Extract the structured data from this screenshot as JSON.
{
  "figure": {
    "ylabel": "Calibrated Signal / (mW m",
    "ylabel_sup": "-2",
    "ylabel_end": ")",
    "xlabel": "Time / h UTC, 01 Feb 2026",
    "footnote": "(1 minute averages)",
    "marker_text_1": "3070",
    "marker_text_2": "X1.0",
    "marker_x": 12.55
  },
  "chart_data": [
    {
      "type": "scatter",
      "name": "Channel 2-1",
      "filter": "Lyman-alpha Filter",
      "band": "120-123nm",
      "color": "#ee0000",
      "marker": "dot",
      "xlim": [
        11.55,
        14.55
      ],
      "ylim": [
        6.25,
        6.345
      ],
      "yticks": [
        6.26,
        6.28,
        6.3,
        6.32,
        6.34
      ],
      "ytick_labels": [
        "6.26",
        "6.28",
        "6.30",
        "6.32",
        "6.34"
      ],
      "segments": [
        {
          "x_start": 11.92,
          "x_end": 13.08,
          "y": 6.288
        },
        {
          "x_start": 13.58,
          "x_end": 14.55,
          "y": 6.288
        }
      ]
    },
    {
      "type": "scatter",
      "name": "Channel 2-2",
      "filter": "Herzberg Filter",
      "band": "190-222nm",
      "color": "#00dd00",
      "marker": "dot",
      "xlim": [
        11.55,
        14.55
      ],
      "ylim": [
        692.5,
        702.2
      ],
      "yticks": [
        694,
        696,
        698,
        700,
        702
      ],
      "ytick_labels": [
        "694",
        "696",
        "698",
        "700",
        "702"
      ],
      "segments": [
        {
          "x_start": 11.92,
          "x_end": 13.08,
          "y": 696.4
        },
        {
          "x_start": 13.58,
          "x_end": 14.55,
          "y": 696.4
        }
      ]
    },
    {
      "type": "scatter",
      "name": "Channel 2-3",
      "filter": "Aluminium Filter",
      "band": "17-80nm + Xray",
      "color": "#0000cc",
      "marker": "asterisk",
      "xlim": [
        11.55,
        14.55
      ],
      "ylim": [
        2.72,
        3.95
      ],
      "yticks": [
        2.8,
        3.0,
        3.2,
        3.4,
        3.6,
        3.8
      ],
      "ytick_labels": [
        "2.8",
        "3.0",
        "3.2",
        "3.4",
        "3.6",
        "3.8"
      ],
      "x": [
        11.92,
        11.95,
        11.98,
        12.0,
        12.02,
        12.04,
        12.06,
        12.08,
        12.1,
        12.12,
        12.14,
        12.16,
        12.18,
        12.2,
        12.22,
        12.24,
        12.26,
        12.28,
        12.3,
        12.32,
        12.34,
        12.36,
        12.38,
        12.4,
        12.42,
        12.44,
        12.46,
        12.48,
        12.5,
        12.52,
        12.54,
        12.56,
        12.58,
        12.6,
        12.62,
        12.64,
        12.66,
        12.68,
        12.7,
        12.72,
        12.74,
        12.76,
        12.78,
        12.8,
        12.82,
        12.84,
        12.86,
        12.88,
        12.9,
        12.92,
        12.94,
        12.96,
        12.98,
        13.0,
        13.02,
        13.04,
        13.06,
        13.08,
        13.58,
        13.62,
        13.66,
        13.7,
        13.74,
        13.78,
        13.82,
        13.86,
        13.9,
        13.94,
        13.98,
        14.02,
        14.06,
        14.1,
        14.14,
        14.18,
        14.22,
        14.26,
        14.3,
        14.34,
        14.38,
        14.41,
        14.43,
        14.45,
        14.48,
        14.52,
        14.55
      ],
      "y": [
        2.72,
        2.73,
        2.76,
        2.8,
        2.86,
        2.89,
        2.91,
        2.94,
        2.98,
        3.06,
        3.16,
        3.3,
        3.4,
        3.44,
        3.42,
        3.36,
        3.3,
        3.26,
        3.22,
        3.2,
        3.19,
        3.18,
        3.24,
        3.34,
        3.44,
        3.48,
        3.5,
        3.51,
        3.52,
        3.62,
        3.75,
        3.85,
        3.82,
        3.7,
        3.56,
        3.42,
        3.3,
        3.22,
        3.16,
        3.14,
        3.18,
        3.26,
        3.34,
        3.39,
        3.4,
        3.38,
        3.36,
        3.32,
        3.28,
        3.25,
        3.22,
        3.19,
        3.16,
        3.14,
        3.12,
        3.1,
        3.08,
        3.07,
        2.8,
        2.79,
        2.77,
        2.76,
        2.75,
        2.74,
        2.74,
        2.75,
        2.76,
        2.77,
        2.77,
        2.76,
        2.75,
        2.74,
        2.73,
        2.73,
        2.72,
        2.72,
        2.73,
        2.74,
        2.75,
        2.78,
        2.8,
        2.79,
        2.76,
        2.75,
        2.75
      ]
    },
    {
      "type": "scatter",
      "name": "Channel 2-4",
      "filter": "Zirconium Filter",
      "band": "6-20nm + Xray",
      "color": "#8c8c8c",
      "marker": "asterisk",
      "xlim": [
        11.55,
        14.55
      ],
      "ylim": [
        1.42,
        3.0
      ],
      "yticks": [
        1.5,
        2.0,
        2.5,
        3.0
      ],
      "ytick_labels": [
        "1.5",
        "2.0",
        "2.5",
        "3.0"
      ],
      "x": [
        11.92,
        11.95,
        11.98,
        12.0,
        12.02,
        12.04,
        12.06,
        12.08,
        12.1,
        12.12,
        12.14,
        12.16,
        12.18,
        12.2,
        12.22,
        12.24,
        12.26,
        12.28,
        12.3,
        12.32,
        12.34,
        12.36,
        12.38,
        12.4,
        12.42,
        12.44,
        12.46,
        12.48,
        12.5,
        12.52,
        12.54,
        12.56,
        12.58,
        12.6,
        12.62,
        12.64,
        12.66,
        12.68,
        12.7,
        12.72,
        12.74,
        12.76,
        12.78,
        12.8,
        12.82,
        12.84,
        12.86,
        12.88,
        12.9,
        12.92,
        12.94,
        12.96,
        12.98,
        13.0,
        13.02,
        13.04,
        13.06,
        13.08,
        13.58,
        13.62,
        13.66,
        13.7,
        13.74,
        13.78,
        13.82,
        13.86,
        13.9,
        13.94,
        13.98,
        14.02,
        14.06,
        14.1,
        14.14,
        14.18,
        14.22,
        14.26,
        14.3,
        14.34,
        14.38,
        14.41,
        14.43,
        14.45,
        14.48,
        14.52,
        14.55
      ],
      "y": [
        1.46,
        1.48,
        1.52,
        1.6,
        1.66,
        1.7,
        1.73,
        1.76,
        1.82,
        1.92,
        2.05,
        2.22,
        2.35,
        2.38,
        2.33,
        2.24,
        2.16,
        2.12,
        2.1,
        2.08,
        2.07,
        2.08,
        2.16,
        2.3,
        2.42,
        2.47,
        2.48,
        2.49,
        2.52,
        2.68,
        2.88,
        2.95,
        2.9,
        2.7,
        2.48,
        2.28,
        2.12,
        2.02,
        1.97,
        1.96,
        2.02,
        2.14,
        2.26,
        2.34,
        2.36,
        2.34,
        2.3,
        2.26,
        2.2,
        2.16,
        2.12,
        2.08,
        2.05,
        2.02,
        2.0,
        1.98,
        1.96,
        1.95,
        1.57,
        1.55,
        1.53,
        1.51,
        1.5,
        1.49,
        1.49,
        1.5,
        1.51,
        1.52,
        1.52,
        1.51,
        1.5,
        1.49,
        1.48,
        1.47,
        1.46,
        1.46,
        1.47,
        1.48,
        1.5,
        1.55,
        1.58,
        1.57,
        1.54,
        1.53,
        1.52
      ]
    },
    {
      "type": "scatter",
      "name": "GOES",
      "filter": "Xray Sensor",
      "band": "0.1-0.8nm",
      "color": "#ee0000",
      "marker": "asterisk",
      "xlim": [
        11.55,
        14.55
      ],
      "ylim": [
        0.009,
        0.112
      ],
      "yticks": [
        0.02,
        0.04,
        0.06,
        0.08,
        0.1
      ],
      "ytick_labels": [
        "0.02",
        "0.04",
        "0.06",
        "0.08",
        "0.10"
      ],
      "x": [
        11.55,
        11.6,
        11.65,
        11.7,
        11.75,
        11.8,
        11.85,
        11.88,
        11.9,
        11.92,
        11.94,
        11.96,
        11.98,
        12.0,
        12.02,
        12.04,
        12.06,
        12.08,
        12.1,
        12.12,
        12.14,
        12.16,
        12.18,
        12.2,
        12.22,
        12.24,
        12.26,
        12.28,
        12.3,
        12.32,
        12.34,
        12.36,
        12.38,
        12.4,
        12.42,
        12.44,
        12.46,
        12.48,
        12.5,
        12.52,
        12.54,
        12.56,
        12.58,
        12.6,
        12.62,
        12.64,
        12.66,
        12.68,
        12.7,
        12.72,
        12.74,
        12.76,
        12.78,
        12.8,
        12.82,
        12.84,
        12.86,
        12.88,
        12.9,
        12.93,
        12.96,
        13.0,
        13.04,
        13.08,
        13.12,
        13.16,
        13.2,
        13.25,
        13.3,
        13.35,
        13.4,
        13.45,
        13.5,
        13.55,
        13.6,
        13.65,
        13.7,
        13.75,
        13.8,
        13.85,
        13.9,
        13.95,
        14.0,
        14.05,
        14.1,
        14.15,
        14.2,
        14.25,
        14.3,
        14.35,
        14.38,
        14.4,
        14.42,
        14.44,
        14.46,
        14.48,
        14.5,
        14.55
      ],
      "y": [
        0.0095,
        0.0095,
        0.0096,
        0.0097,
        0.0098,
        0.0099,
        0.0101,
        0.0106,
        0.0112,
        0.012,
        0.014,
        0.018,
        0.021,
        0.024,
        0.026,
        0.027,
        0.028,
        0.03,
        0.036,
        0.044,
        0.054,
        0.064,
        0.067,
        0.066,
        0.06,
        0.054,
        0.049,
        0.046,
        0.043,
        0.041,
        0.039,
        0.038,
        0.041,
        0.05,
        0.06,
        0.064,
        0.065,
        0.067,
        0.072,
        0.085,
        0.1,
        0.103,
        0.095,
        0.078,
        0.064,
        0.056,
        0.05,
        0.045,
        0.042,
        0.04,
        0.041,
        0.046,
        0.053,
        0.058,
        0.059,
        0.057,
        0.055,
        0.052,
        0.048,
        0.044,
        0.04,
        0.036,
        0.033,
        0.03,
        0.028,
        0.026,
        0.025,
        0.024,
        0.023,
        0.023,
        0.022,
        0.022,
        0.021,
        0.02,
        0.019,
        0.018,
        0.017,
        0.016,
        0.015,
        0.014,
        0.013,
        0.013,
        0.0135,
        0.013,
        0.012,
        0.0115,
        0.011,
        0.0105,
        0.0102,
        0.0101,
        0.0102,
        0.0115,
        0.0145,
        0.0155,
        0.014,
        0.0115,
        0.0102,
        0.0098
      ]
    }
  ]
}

# [GIVEN PROBLEM]
Track down every line of the material containing the string "Xray", and copy it.

# [SOLUTION TO THE PROBLEM]
      "band": "17-80nm + Xray",
      "band": "6-20nm + Xray",
      "filter": "Xray Sensor",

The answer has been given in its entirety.